WHAT IS REQUIRED. Write out the entries below once more, exactly, with the pictures left out.

DATA SECTION.
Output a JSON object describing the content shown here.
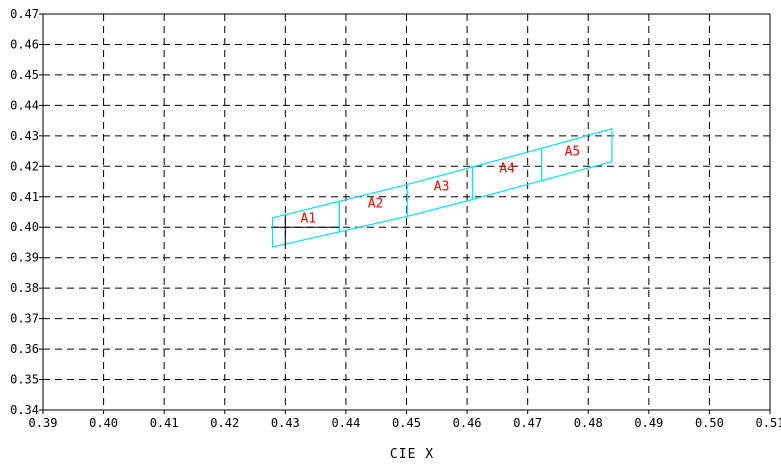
{
  "chart_data": {
    "type": "diagram",
    "title": "",
    "xlabel": "CIE X",
    "ylabel": "",
    "xlim": [
      0.39,
      0.51
    ],
    "ylim": [
      0.34,
      0.47
    ],
    "x_ticks": [
      "0.39",
      "0.40",
      "0.41",
      "0.42",
      "0.43",
      "0.44",
      "0.45",
      "0.46",
      "0.47",
      "0.48",
      "0.49",
      "0.50",
      "0.51"
    ],
    "y_ticks": [
      "0.34",
      "0.35",
      "0.36",
      "0.37",
      "0.38",
      "0.39",
      "0.40",
      "0.41",
      "0.42",
      "0.43",
      "0.44",
      "0.45",
      "0.46",
      "0.47"
    ],
    "grid": true,
    "grid_style": "dashed",
    "colors": {
      "bin_outline": "#00e5ee",
      "bin_label": "#ff0000",
      "grid": "#000000",
      "marker": "#000000"
    },
    "bins": [
      {
        "label": "A1",
        "corners": [
          [
            0.4279,
            0.3935
          ],
          [
            0.4279,
            0.4031
          ],
          [
            0.4389,
            0.4085
          ],
          [
            0.4389,
            0.3985
          ]
        ],
        "label_pos": [
          0.4325,
          0.4015
        ]
      },
      {
        "label": "A2",
        "corners": [
          [
            0.4389,
            0.3985
          ],
          [
            0.4389,
            0.4085
          ],
          [
            0.4501,
            0.414
          ],
          [
            0.4501,
            0.4036
          ]
        ],
        "label_pos": [
          0.4436,
          0.4065
        ]
      },
      {
        "label": "A3",
        "corners": [
          [
            0.4501,
            0.4036
          ],
          [
            0.4501,
            0.414
          ],
          [
            0.4609,
            0.4198
          ],
          [
            0.4609,
            0.4091
          ]
        ],
        "label_pos": [
          0.4545,
          0.4121
        ]
      },
      {
        "label": "A4",
        "corners": [
          [
            0.4609,
            0.4091
          ],
          [
            0.4609,
            0.4198
          ],
          [
            0.4723,
            0.4259
          ],
          [
            0.4723,
            0.4153
          ]
        ],
        "label_pos": [
          0.4653,
          0.418
        ]
      },
      {
        "label": "A5",
        "corners": [
          [
            0.4723,
            0.4153
          ],
          [
            0.4723,
            0.4259
          ],
          [
            0.4839,
            0.4323
          ],
          [
            0.4839,
            0.4215
          ]
        ],
        "label_pos": [
          0.4761,
          0.4236
        ]
      }
    ],
    "marker_point": [
      0.43,
      0.4
    ]
  }
}
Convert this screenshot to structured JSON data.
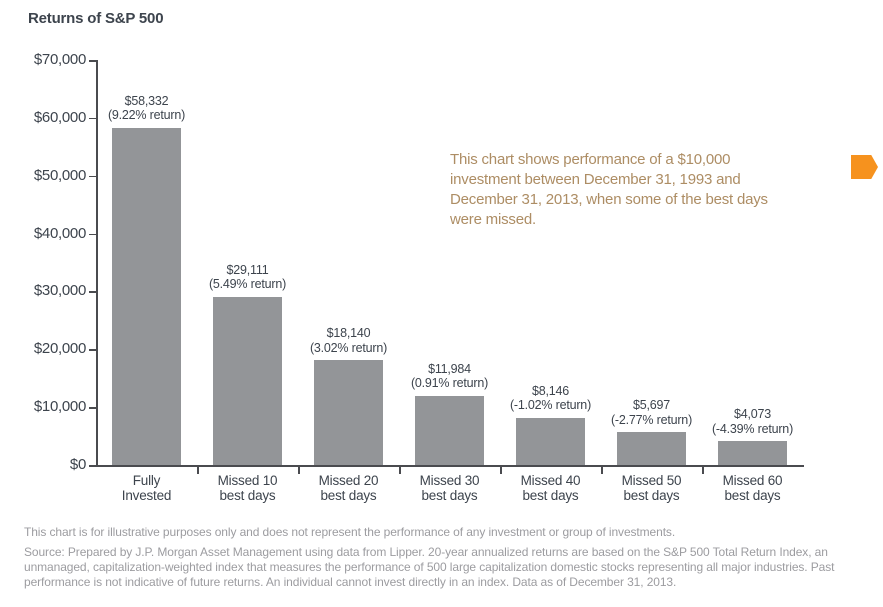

SOLUTION FOR THIS TASK.
Output a JSON object describing the content shown here.
{
  "chart_data": {
    "type": "diagram",
    "title": "",
    "xlabel": "CIE X",
    "ylabel": "",
    "xlim": [
      0.39,
      0.51
    ],
    "ylim": [
      0.34,
      0.47
    ],
    "x_ticks": [
      "0.39",
      "0.40",
      "0.41",
      "0.42",
      "0.43",
      "0.44",
      "0.45",
      "0.46",
      "0.47",
      "0.48",
      "0.49",
      "0.50",
      "0.51"
    ],
    "y_ticks": [
      "0.34",
      "0.35",
      "0.36",
      "0.37",
      "0.38",
      "0.39",
      "0.40",
      "0.41",
      "0.42",
      "0.43",
      "0.44",
      "0.45",
      "0.46",
      "0.47"
    ],
    "grid": true,
    "grid_style": "dashed",
    "colors": {
      "bin_outline": "#00e5ee",
      "bin_label": "#ff0000",
      "grid": "#000000",
      "marker": "#000000"
    },
    "bins": [
      {
        "label": "A1",
        "corners": [
          [
            0.4279,
            0.3935
          ],
          [
            0.4279,
            0.4031
          ],
          [
            0.4389,
            0.4085
          ],
          [
            0.4389,
            0.3985
          ]
        ],
        "label_pos": [
          0.4325,
          0.4015
        ]
      },
      {
        "label": "A2",
        "corners": [
          [
            0.4389,
            0.3985
          ],
          [
            0.4389,
            0.4085
          ],
          [
            0.4501,
            0.414
          ],
          [
            0.4501,
            0.4036
          ]
        ],
        "label_pos": [
          0.4436,
          0.4065
        ]
      },
      {
        "label": "A3",
        "corners": [
          [
            0.4501,
            0.4036
          ],
          [
            0.4501,
            0.414
          ],
          [
            0.4609,
            0.4198
          ],
          [
            0.4609,
            0.4091
          ]
        ],
        "label_pos": [
          0.4545,
          0.4121
        ]
      },
      {
        "label": "A4",
        "corners": [
          [
            0.4609,
            0.4091
          ],
          [
            0.4609,
            0.4198
          ],
          [
            0.4723,
            0.4259
          ],
          [
            0.4723,
            0.4153
          ]
        ],
        "label_pos": [
          0.4653,
          0.418
        ]
      },
      {
        "label": "A5",
        "corners": [
          [
            0.4723,
            0.4153
          ],
          [
            0.4723,
            0.4259
          ],
          [
            0.4839,
            0.4323
          ],
          [
            0.4839,
            0.4215
          ]
        ],
        "label_pos": [
          0.4761,
          0.4236
        ]
      }
    ],
    "marker_point": [
      0.43,
      0.4
    ]
  }
}
Convert this screenshot to structured JSON data.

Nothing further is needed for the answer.